[Short problem]
Show all lines that include the string "Μεσόγειο"; copy each one.

Start of Recorded information

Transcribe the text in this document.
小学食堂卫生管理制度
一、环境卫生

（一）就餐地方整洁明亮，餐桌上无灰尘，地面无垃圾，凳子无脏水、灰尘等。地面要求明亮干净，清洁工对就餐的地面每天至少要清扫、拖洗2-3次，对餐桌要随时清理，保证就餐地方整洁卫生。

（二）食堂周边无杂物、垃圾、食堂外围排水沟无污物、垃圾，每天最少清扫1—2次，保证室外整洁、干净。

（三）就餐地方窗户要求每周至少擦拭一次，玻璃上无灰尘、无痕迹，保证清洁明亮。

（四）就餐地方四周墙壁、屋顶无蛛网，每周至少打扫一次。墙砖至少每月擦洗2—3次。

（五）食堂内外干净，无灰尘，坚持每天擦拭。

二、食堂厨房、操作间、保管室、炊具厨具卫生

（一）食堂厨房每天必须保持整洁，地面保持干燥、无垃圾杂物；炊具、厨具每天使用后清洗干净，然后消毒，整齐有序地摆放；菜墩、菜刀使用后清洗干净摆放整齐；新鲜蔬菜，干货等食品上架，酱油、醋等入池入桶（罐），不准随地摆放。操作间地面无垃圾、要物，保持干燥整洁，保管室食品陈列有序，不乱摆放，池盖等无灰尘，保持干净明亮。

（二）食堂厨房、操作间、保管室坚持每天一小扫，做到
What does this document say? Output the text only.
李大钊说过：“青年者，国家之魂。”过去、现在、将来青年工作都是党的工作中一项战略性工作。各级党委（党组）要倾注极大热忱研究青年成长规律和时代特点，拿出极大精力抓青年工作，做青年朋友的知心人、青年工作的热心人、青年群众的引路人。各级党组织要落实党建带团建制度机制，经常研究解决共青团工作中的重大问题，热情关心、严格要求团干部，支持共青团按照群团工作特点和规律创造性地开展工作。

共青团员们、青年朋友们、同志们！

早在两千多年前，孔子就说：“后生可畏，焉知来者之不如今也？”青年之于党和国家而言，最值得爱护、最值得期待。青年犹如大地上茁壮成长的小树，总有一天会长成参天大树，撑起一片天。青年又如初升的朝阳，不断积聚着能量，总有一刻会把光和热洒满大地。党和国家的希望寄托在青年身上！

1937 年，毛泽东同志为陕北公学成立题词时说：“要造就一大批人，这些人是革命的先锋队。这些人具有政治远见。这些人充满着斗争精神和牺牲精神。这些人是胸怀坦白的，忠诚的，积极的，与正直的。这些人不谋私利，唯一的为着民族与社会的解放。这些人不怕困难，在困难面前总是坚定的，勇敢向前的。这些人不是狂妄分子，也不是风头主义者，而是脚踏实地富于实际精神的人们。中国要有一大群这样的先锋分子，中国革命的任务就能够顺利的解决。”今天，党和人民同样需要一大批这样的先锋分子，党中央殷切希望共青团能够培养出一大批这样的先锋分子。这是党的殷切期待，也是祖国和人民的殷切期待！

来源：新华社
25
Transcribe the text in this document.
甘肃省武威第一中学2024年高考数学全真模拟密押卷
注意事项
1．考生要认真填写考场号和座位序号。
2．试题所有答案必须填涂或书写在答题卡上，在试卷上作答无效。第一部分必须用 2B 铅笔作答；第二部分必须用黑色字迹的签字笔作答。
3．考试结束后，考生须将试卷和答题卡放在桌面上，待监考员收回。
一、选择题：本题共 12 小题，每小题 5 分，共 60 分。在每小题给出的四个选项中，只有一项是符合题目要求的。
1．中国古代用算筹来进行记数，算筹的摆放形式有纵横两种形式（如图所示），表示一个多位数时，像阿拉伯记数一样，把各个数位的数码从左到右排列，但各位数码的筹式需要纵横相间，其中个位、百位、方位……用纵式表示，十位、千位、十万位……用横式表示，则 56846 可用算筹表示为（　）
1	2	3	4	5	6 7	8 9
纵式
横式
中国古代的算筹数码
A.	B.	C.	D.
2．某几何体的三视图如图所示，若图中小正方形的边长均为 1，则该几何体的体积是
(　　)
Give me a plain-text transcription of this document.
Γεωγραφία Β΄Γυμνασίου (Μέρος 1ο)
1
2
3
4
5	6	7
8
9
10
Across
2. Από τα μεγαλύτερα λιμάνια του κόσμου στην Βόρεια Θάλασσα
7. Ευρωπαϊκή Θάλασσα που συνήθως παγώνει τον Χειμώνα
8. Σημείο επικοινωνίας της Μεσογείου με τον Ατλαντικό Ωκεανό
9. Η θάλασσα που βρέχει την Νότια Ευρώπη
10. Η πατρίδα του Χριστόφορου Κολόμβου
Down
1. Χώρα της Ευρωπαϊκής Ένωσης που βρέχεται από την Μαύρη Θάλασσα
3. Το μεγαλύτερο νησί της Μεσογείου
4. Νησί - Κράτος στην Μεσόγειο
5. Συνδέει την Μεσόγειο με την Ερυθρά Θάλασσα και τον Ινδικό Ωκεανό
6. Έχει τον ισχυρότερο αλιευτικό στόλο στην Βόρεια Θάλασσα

End of Recorded information

[The response]
4. Νησί - Κράτος στην Μεσόγειο
5. Συνδέει την Μεσόγειο με την Ερυθρά Θάλασσα και τον Ινδικό Ωκεανό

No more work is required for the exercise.